**Work to be completed**
Pull out each line of the data that includes the word "this".

* start Record set *

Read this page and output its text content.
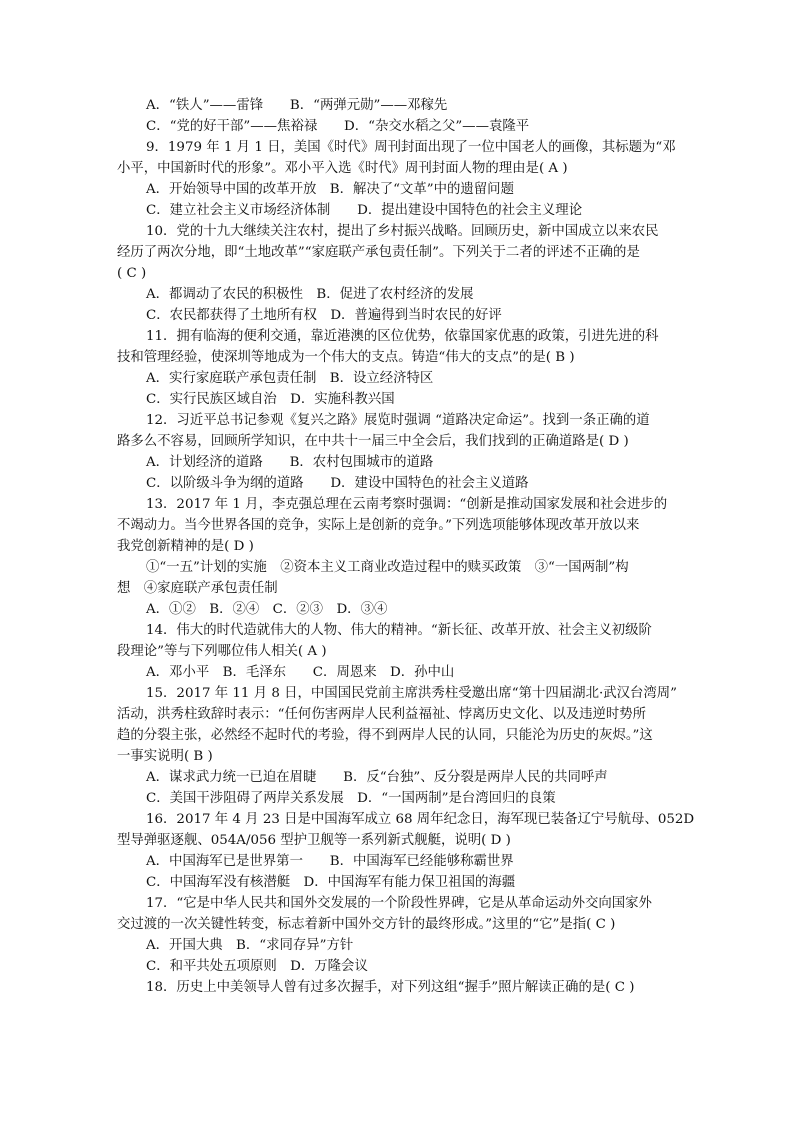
A．“铁人”——雷锋　　B．“两弹元勋”——邓稼先
C．“党的好干部”——焦裕禄　　D．“杂交水稻之父”——袁隆平
9．1979 年 1 月 1 日，美国《时代》周刊封面出现了一位中国老人的画像，其标题为“邓
小平，中国新时代的形象”。邓小平入选《时代》周刊封面人物的理由是( A )
A．开始领导中国的改革开放　B．解决了“文革”中的遗留问题
C．建立社会主义市场经济体制　　D．提出建设中国特色的社会主义理论
10．党的十九大继续关注农村，提出了乡村振兴战略。回顾历史，新中国成立以来农民
经历了两次分地，即“土地改革”“家庭联产承包责任制”。下列关于二者的评述不正确的是
( C )
A．都调动了农民的积极性　B．促进了农村经济的发展
C．农民都获得了土地所有权　D．普遍得到当时农民的好评
11．拥有临海的便利交通，靠近港澳的区位优势，依靠国家优惠的政策，引进先进的科
技和管理经验，使深圳等地成为一个伟大的支点。铸造“伟大的支点”的是( B )
A．实行家庭联产承包责任制　B．设立经济特区
C．实行民族区域自治　D．实施科教兴国
12．习近平总书记参观《复兴之路》展览时强调 “道路决定命运”。找到一条正确的道
路多么不容易，回顾所学知识，在中共十一届三中全会后，我们找到的正确道路是( D )
A．计划经济的道路　　B．农村包围城市的道路
C．以阶级斗争为纲的道路　　D．建设中国特色的社会主义道路
13．2017 年 1 月，李克强总理在云南考察时强调：“创新是推动国家发展和社会进步的
不竭动力。当今世界各国的竞争，实际上是创新的竞争。”下列选项能够体现改革开放以来
我党创新精神的是( D )
①“一五”计划的实施　②资本主义工商业改造过程中的赎买政策　③“一国两制”构
想　④家庭联产承包责任制
A．①②　B．②④　C．②③　D．③④
14．伟大的时代造就伟大的人物、伟大的精神。“新长征、改革开放、社会主义初级阶
段理论”等与下列哪位伟人相关( A )
A．邓小平　B．毛泽东　　C．周恩来　D．孙中山
15．2017 年 11 月 8 日，中国国民党前主席洪秀柱受邀出席“第十四届湖北·武汉台湾周”
活动，洪秀柱致辞时表示：“任何伤害两岸人民利益福祉、悖离历史文化、以及违逆时势所
趋的分裂主张，必然经不起时代的考验，得不到两岸人民的认同，只能沦为历史的灰烬。”这
一事实说明( B )
A．谋求武力统一已迫在眉睫　　B．反“台独”、反分裂是两岸人民的共同呼声
C．美国干涉阻碍了两岸关系发展　D．“一国两制”是台湾回归的良策
16．2017 年 4 月 23 日是中国海军成立 68 周年纪念日，海军现已装备辽宁号航母、052D
型导弹驱逐舰、054A/056 型护卫舰等一系列新式舰艇，说明( D )
A．中国海军已是世界第一　　B．中国海军已经能够称霸世界
C．中国海军没有核潜艇　D．中国海军有能力保卫祖国的海疆
17．“它是中华人民共和国外交发展的一个阶段性界碑，它是从革命运动外交向国家外
交过渡的一次关键性转变，标志着新中国外交方针的最终形成。”这里的“它”是指( C )
A．开国大典　B．“求同存异”方针
C．和平共处五项原则　D．万隆会议
18．历史上中美领导人曾有过多次握手，对下列这组“握手”照片解读正确的是( C )
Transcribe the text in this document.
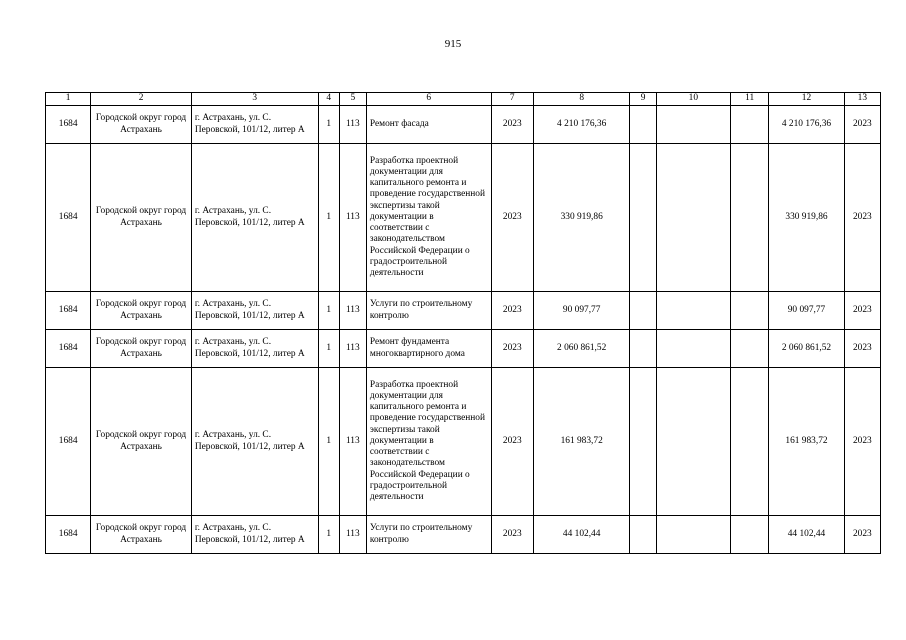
915
1	2	3	4	5	6	7	8	9	10	11	12	13
1684	Городской округ город Астрахань	г. Астрахань, ул. С. Перовской, 101/12, литер А	1	113	Ремонт фасада	2023	4 210 176,36				4 210 176,36	2023
1684	Городской округ город Астрахань	г. Астрахань, ул. С. Перовской, 101/12, литер А	1	113	Разработка проектной документации для капитального ремонта и проведение государственной экспертизы такой документации в соответствии с законодательством Российской Федерации о градостроительной деятельности	2023	330 919,86				330 919,86	2023
1684	Городской округ город Астрахань	г. Астрахань, ул. С. Перовской, 101/12, литер А	1	113	Услуги по строительному контролю	2023	90 097,77				90 097,77	2023
1684	Городской округ город Астрахань	г. Астрахань, ул. С. Перовской, 101/12, литер А	1	113	Ремонт фундамента многоквартирного дома	2023	2 060 861,52				2 060 861,52	2023
1684	Городской округ город Астрахань	г. Астрахань, ул. С. Перовской, 101/12, литер А	1	113	Разработка проектной документации для капитального ремонта и проведение государственной экспертизы такой документации в соответствии с законодательством Российской Федерации о градостроительной деятельности	2023	161 983,72				161 983,72	2023
1684	Городской округ город Астрахань	г. Астрахань, ул. С. Перовской, 101/12, литер А	1	113	Услуги по строительному контролю	2023	44 102,44				44 102,44	2023
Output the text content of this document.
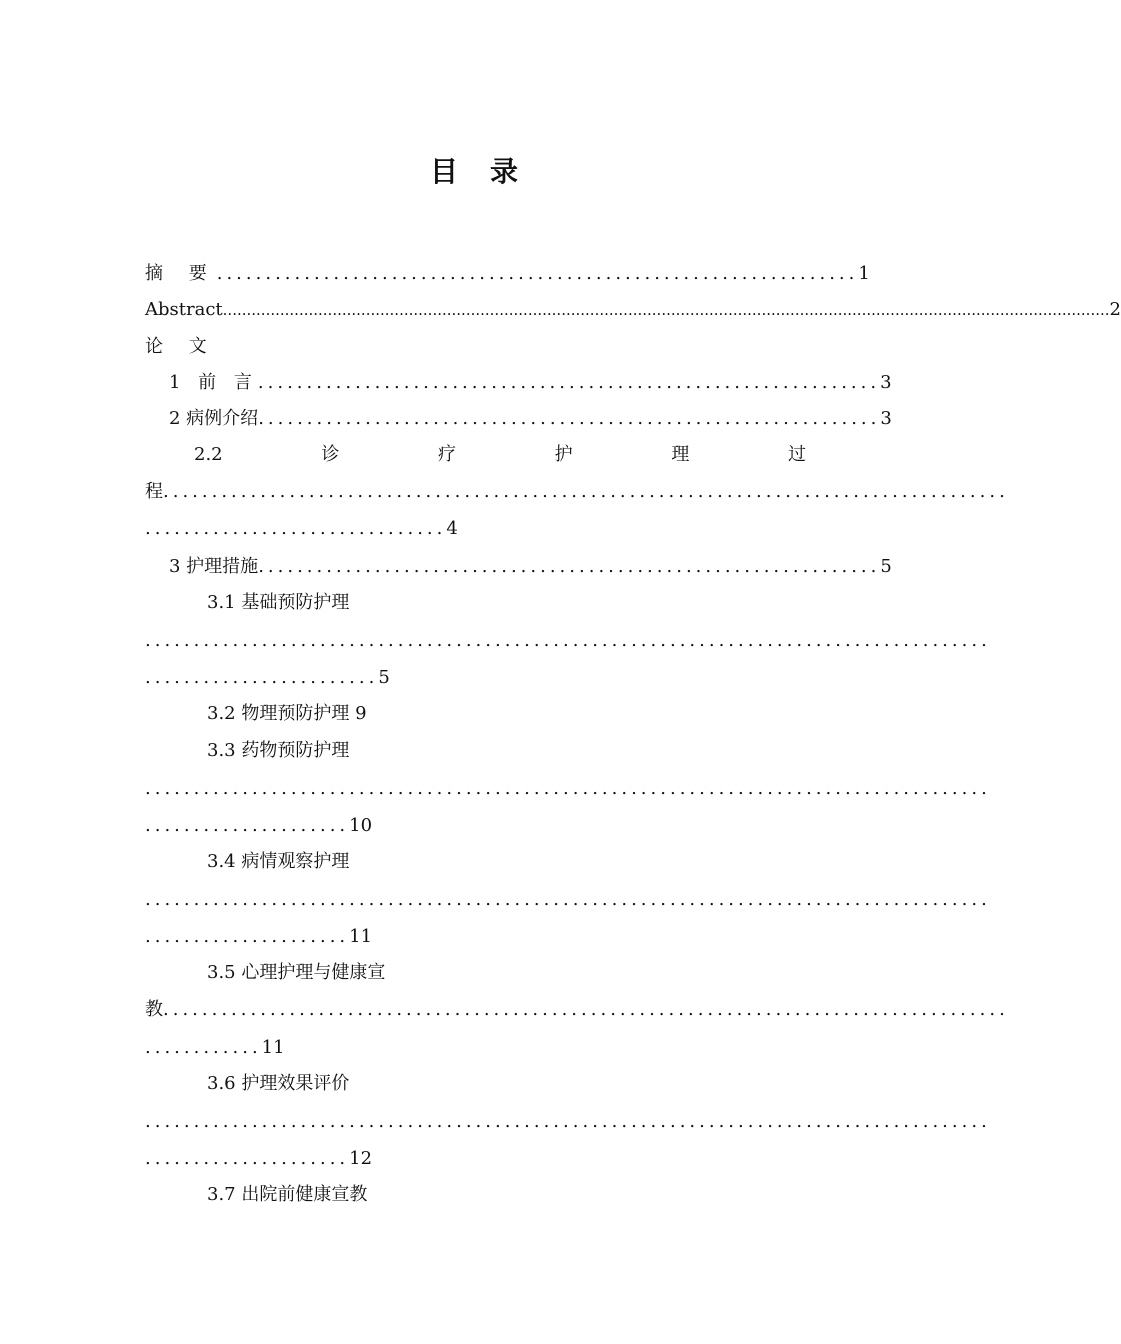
目　录
摘 要 .................................................................. 1
Abstract .......................................................................................................................................................................................... 2
论 文
1 前 言 ................................................................ 3
2 病例介绍 ................................................................ 3
2.2	诊	疗	护	理	过
程.......................................................................................
...............................4
3 护理措施 ................................................................ 5
3.1 基础预防护理
.......................................................................................
........................5
3.2 物理预防护理 9
3.3 药物预防护理
.......................................................................................
.....................10
3.4 病情观察护理
.......................................................................................
.....................11
3.5 心理护理与健康宣
教.......................................................................................
............11
3.6 护理效果评价
.......................................................................................
.....................12
3.7 出院前健康宣教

* end Record set *

**Right answer**
Read this page and output its text content.
Transcribe the text in this document.
Output the text content of this document.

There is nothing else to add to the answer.